[Start Stored rows]

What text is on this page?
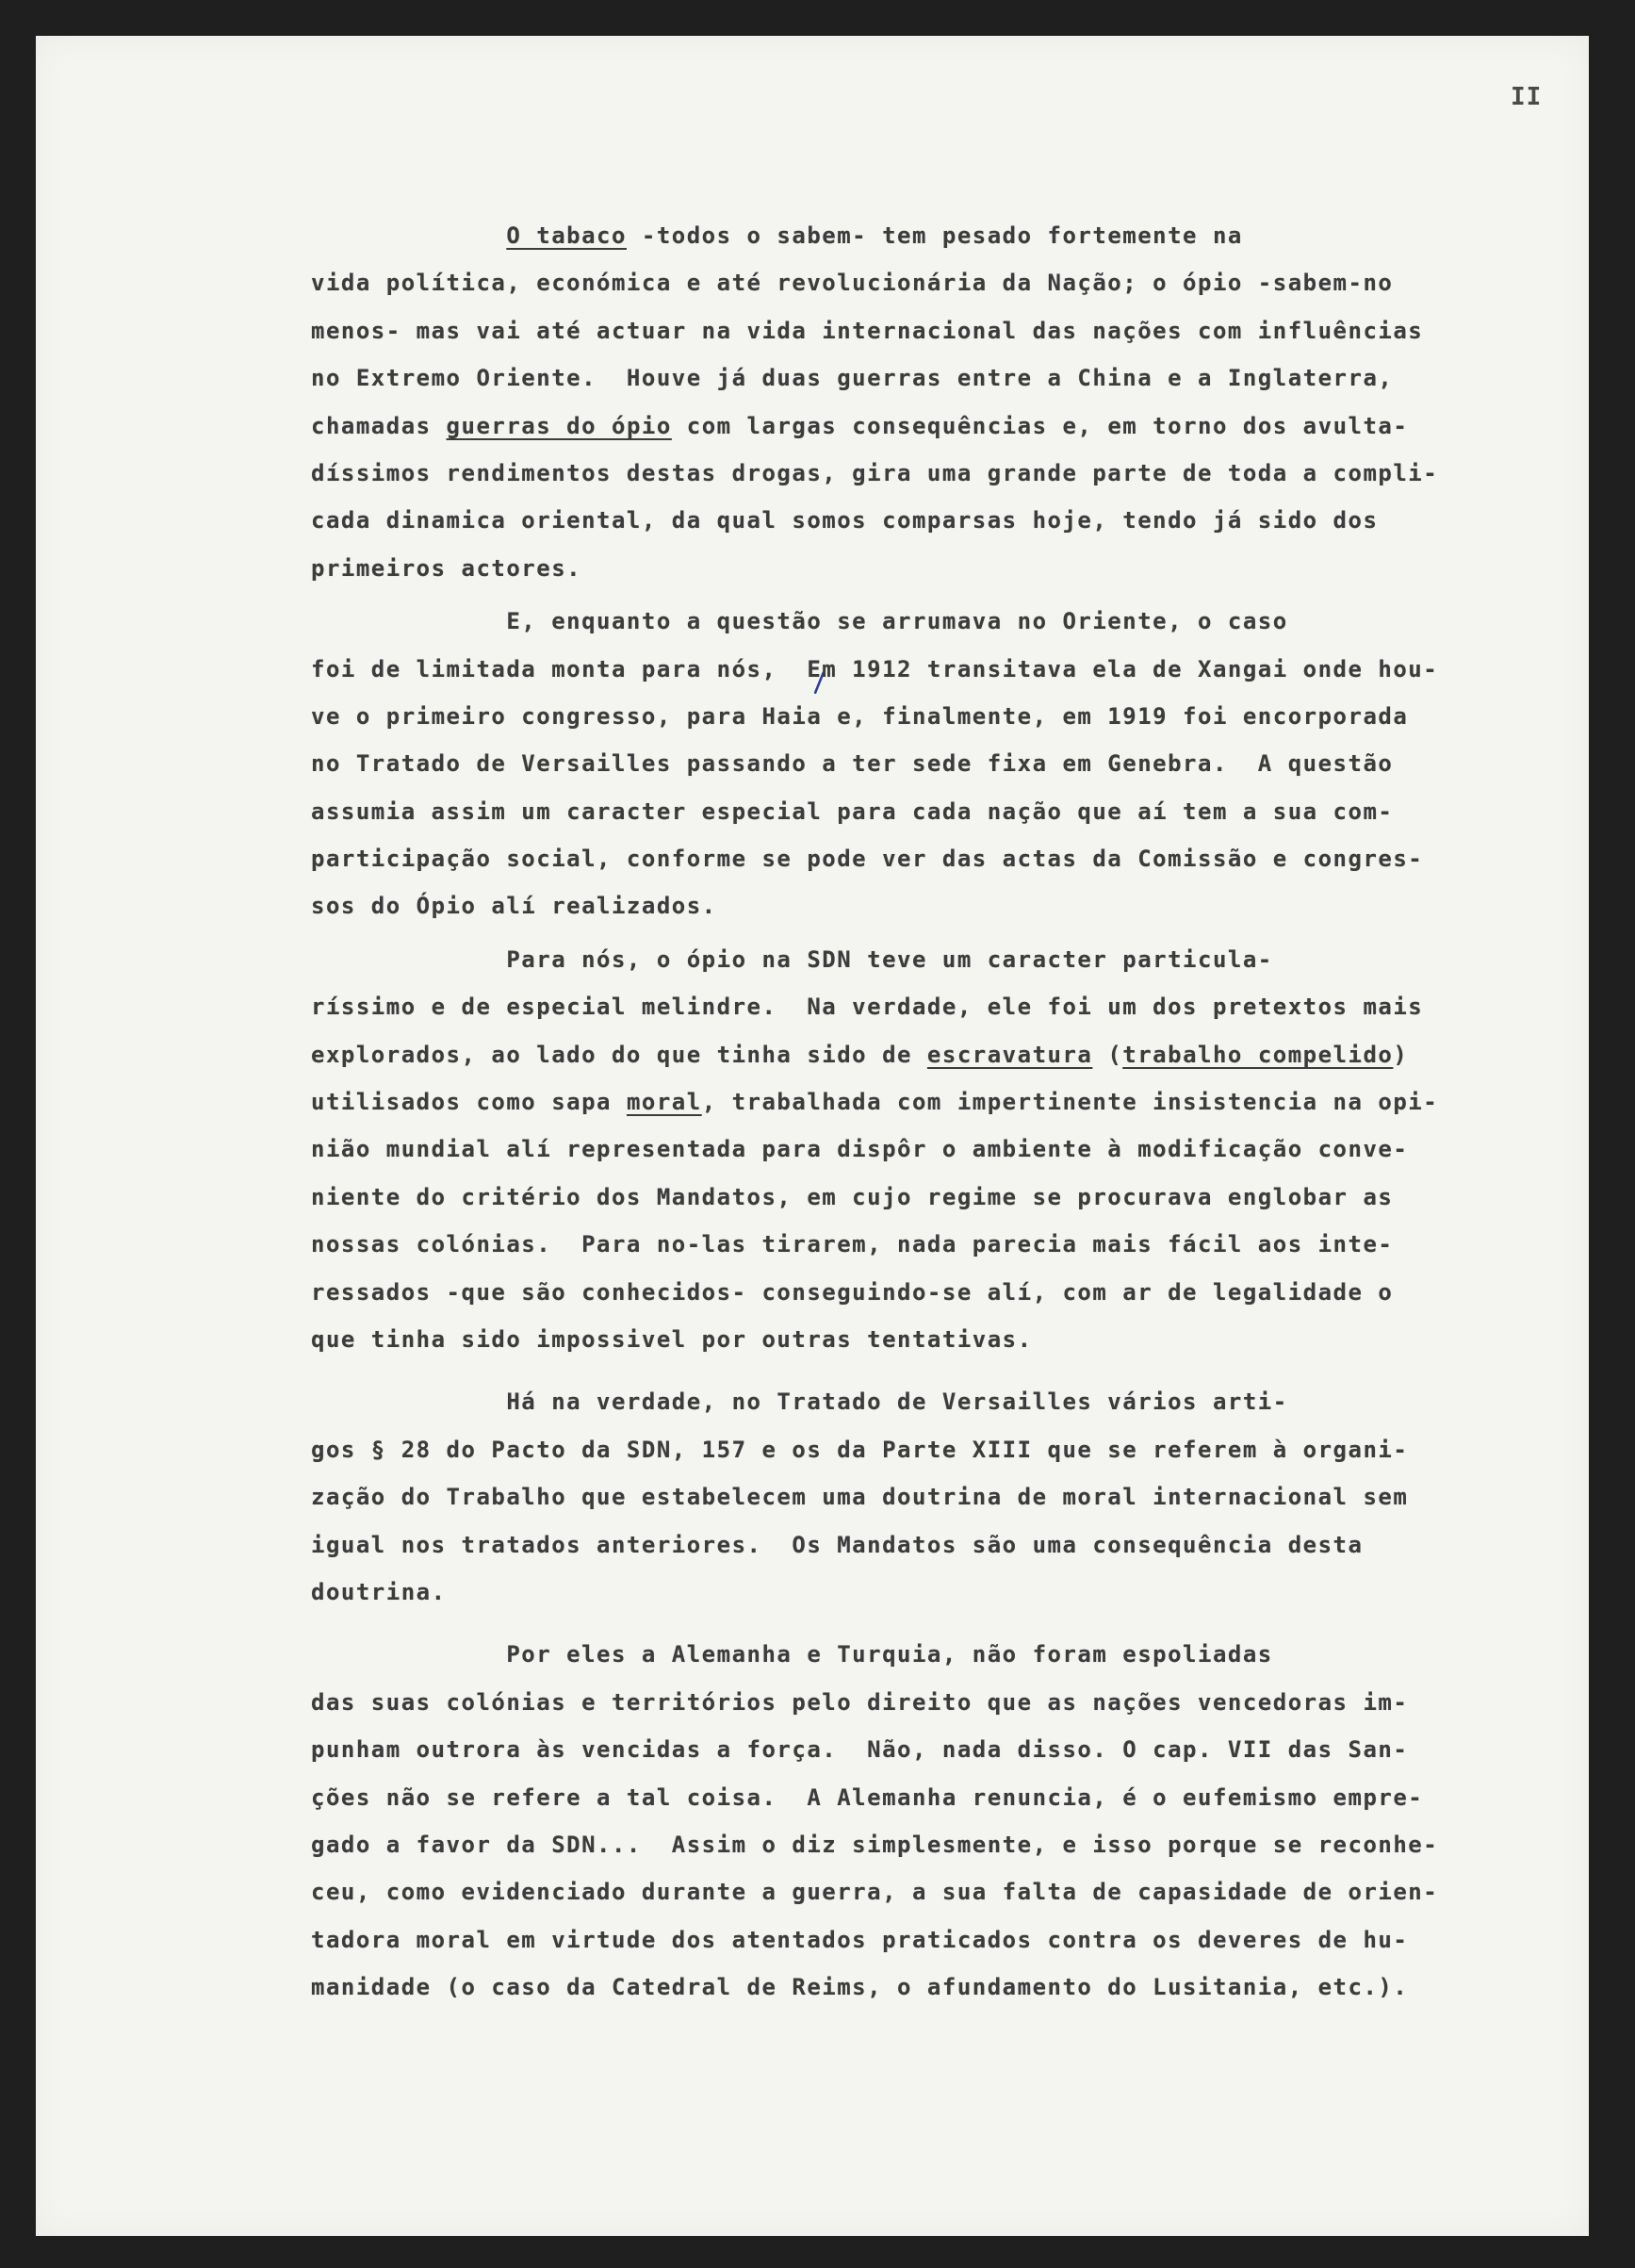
II
O tabaco -todos o sabem- tem pesado fortemente na
vida política, económica e até revolucionária da Nação; o ópio -sabem-no
menos- mas vai até actuar na vida internacional das nações com influências
no Extremo Oriente.  Houve já duas guerras entre a China e a Inglaterra,
chamadas guerras do ópio com largas consequências e, em torno dos avulta-
díssimos rendimentos destas drogas, gira uma grande parte de toda a compli-
cada dinamica oriental, da qual somos comparsas hoje, tendo já sido dos
primeiros actores.
E, enquanto a questão se arrumava no Oriente, o caso
foi de limitada monta para nós,  Em 1912 transitava ela de Xangai onde hou-
ve o primeiro congresso, para Haia e, finalmente, em 1919 foi encorporada
no Tratado de Versailles passando a ter sede fixa em Genebra.  A questão
assumia assim um caracter especial para cada nação que aí tem a sua com-
participação social, conforme se pode ver das actas da Comissão e congres-
sos do Ópio alí realizados.
Para nós, o ópio na SDN teve um caracter particula-
ríssimo e de especial melindre.  Na verdade, ele foi um dos pretextos mais
explorados, ao lado do que tinha sido de escravatura (trabalho compelido)
utilisados como sapa moral, trabalhada com impertinente insistencia na opi-
nião mundial alí representada para dispôr o ambiente à modificação conve-
niente do critério dos Mandatos, em cujo regime se procurava englobar as
nossas colónias.  Para no-las tirarem, nada parecia mais fácil aos inte-
ressados -que são conhecidos- conseguindo-se alí, com ar de legalidade o
que tinha sido impossivel por outras tentativas.
Há na verdade, no Tratado de Versailles vários arti-
gos § 28 do Pacto da SDN, 157 e os da Parte XIII que se referem à organi-
zação do Trabalho que estabelecem uma doutrina de moral internacional sem
igual nos tratados anteriores.  Os Mandatos são uma consequência desta
doutrina.
Por eles a Alemanha e Turquia, não foram espoliadas
das suas colónias e territórios pelo direito que as nações vencedoras im-
punham outrora às vencidas a força.  Não, nada disso. O cap. VII das San-
ções não se refere a tal coisa.  A Alemanha renuncia, é o eufemismo empre-
gado a favor da SDN...  Assim o diz simplesmente, e isso porque se reconhe-
ceu, como evidenciado durante a guerra, a sua falta de capasidade de orien-
tadora moral em virtude dos atentados praticados contra os deveres de hu-
manidade (o caso da Catedral de Reims, o afundamento do Lusitania, etc.).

[End Stored rows]

Return the listing above word for word, with the pictures removed.

#### [Task output]
What text is on this page?
II
O tabaco -todos o sabem- tem pesado fortemente na
vida política, económica e até revolucionária da Nação; o ópio -sabem-no
menos- mas vai até actuar na vida internacional das nações com influências
no Extremo Oriente.  Houve já duas guerras entre a China e a Inglaterra,
chamadas guerras do ópio com largas consequências e, em torno dos avulta-
díssimos rendimentos destas drogas, gira uma grande parte de toda a compli-
cada dinamica oriental, da qual somos comparsas hoje, tendo já sido dos
primeiros actores.
E, enquanto a questão se arrumava no Oriente, o caso
foi de limitada monta para nós,  Em 1912 transitava ela de Xangai onde hou-
ve o primeiro congresso, para Haia e, finalmente, em 1919 foi encorporada
no Tratado de Versailles passando a ter sede fixa em Genebra.  A questão
assumia assim um caracter especial para cada nação que aí tem a sua com-
participação social, conforme se pode ver das actas da Comissão e congres-
sos do Ópio alí realizados.
Para nós, o ópio na SDN teve um caracter particula-
ríssimo e de especial melindre.  Na verdade, ele foi um dos pretextos mais
explorados, ao lado do que tinha sido de escravatura (trabalho compelido)
utilisados como sapa moral, trabalhada com impertinente insistencia na opi-
nião mundial alí representada para dispôr o ambiente à modificação conve-
niente do critério dos Mandatos, em cujo regime se procurava englobar as
nossas colónias.  Para no-las tirarem, nada parecia mais fácil aos inte-
ressados -que são conhecidos- conseguindo-se alí, com ar de legalidade o
que tinha sido impossivel por outras tentativas.
Há na verdade, no Tratado de Versailles vários arti-
gos § 28 do Pacto da SDN, 157 e os da Parte XIII que se referem à organi-
zação do Trabalho que estabelecem uma doutrina de moral internacional sem
igual nos tratados anteriores.  Os Mandatos são uma consequência desta
doutrina.
Por eles a Alemanha e Turquia, não foram espoliadas
das suas colónias e territórios pelo direito que as nações vencedoras im-
punham outrora às vencidas a força.  Não, nada disso. O cap. VII das San-
ções não se refere a tal coisa.  A Alemanha renuncia, é o eufemismo empre-
gado a favor da SDN...  Assim o diz simplesmente, e isso porque se reconhe-
ceu, como evidenciado durante a guerra, a sua falta de capasidade de orien-
tadora moral em virtude dos atentados praticados contra os deveres de hu-
manidade (o caso da Catedral de Reims, o afundamento do Lusitania, etc.).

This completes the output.